[Dataset items]
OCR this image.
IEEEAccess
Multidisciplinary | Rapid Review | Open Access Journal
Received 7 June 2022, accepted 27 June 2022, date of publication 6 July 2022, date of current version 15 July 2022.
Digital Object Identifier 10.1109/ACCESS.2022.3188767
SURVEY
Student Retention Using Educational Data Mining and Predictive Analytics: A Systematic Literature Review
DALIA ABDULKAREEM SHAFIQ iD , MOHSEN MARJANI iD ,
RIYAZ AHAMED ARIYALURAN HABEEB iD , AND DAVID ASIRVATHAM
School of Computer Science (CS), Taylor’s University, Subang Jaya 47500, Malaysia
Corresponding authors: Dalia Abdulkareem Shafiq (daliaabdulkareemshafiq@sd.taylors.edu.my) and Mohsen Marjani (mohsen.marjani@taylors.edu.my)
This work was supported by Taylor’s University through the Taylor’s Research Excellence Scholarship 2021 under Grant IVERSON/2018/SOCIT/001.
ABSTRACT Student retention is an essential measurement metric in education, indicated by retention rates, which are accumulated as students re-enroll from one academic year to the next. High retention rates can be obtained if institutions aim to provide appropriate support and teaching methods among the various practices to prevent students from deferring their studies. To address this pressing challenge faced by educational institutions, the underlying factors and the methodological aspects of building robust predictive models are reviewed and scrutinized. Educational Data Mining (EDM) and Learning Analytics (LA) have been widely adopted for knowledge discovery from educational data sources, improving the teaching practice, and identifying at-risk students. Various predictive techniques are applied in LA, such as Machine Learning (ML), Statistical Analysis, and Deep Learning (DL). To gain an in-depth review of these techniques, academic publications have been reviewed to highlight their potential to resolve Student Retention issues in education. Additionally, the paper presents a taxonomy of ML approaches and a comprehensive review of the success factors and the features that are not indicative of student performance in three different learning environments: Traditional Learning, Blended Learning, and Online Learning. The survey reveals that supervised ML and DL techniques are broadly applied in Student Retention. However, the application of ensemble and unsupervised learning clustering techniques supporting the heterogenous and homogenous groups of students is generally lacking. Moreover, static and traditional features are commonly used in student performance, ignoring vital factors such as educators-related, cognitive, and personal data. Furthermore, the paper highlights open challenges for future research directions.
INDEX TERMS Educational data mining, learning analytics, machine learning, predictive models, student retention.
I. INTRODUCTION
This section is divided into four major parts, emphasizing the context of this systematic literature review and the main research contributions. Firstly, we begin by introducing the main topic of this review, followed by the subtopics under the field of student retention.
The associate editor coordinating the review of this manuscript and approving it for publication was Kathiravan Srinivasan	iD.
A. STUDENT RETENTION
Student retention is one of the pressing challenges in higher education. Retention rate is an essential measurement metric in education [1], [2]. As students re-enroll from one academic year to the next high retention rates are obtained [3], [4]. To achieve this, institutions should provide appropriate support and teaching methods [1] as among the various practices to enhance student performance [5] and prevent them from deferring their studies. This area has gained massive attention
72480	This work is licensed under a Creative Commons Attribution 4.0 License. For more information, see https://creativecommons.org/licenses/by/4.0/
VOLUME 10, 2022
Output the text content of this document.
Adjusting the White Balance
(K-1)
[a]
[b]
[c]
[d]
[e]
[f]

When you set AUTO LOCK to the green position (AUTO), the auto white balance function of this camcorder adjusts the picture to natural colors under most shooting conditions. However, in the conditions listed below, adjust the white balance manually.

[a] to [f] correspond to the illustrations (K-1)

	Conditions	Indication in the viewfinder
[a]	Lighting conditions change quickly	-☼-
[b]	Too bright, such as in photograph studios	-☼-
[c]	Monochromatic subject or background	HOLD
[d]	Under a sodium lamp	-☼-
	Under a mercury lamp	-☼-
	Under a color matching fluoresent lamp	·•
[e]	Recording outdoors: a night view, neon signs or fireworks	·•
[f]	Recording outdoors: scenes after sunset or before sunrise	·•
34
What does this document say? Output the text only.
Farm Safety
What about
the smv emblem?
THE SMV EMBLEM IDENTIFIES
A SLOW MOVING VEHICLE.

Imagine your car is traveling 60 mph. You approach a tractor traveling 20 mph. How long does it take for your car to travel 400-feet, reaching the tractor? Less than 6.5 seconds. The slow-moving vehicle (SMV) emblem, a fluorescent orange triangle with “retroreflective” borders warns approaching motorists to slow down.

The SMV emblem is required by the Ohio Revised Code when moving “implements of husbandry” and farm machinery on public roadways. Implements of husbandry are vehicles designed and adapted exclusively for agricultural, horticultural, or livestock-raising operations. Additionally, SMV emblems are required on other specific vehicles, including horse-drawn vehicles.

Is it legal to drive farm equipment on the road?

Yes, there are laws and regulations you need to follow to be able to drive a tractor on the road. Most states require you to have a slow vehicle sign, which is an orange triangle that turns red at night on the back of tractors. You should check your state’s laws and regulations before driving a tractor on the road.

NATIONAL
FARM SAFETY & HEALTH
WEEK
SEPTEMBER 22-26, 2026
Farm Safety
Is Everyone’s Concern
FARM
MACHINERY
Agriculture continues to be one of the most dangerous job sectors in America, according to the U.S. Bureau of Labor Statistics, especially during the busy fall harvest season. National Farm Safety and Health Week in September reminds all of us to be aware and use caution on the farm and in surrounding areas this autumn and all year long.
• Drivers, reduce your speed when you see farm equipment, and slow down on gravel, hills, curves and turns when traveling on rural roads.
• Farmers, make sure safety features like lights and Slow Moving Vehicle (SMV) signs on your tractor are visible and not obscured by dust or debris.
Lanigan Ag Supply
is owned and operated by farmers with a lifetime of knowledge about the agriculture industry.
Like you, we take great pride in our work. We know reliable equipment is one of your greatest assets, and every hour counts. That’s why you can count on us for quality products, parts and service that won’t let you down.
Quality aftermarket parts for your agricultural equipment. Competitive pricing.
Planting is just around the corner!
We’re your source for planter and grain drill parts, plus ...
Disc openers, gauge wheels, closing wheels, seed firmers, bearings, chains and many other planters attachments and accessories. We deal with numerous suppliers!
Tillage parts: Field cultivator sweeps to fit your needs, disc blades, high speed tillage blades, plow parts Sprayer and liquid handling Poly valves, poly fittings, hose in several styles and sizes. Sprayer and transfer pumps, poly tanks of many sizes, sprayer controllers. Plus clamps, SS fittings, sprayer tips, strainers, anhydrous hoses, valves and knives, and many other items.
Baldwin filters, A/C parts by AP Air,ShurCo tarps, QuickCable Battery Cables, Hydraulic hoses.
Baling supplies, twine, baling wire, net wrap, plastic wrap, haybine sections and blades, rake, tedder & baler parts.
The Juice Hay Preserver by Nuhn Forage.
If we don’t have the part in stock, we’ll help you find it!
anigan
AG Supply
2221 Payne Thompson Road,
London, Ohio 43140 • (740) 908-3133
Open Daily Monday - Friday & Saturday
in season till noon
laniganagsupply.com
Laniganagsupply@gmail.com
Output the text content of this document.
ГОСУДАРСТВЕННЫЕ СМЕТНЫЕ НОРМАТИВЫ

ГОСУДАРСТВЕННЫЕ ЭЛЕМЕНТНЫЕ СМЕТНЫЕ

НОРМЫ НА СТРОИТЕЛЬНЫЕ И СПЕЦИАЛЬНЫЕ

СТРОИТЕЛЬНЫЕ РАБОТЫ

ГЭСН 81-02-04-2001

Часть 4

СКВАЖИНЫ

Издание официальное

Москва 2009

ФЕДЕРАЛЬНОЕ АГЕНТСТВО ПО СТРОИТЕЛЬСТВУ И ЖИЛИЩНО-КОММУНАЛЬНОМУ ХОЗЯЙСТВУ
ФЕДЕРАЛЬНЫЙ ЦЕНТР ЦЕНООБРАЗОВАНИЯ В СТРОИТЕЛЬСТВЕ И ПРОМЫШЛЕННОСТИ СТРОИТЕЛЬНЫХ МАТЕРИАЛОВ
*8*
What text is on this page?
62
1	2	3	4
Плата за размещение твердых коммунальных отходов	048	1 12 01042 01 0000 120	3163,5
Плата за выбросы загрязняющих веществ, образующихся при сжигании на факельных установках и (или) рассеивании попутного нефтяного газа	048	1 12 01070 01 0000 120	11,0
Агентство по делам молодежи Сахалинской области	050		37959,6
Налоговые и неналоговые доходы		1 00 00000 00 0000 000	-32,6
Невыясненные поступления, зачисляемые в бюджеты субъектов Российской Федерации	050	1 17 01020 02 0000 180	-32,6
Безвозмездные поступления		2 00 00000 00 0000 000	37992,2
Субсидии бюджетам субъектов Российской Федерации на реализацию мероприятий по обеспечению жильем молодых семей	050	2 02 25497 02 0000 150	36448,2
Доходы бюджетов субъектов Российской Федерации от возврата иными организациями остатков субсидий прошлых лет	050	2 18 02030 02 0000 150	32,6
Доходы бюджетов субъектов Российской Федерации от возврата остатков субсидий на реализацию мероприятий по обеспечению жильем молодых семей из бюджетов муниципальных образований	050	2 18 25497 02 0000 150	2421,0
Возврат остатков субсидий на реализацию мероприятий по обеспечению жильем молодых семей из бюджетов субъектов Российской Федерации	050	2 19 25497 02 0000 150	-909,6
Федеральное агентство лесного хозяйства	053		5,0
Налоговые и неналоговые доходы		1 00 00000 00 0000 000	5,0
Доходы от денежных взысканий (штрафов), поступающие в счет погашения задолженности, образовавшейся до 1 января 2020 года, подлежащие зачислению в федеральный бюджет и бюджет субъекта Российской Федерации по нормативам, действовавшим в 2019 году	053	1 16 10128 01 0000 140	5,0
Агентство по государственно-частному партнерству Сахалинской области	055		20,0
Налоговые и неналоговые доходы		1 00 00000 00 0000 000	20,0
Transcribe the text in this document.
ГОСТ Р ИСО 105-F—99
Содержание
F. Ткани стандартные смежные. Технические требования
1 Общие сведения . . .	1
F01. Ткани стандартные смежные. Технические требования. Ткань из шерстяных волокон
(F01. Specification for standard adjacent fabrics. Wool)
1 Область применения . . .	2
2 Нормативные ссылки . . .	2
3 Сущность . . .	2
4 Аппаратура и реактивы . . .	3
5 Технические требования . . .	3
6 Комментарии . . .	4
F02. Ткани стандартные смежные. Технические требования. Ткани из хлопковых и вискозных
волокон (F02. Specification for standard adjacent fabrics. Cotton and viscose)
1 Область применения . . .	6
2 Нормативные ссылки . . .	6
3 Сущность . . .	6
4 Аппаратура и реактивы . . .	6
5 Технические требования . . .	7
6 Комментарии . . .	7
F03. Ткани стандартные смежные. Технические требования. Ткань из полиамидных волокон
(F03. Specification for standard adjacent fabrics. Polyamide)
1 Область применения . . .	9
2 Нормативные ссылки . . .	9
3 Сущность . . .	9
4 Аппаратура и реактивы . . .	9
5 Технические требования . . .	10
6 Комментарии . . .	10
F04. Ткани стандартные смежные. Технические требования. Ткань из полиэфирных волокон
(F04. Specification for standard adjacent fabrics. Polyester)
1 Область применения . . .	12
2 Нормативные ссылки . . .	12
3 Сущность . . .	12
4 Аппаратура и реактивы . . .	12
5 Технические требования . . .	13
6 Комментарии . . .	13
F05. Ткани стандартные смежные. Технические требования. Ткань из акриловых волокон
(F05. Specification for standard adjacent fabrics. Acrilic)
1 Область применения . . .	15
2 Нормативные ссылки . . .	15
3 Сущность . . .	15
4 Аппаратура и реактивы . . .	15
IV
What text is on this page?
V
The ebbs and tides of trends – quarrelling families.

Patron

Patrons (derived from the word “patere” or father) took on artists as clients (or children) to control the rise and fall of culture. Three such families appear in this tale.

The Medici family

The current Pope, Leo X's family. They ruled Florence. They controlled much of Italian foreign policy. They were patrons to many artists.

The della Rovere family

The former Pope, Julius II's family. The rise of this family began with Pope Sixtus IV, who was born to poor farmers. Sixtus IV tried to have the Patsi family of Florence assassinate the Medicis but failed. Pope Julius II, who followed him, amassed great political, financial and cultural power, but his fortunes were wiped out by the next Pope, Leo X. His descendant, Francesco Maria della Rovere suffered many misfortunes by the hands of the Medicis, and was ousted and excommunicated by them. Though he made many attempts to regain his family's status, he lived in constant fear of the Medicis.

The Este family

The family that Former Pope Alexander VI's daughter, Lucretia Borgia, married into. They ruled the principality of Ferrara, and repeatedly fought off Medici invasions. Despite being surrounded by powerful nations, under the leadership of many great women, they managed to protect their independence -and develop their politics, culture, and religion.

(Given exercise) Say how many lines hold the word "them", giving the number and nothing else.

(Output) 2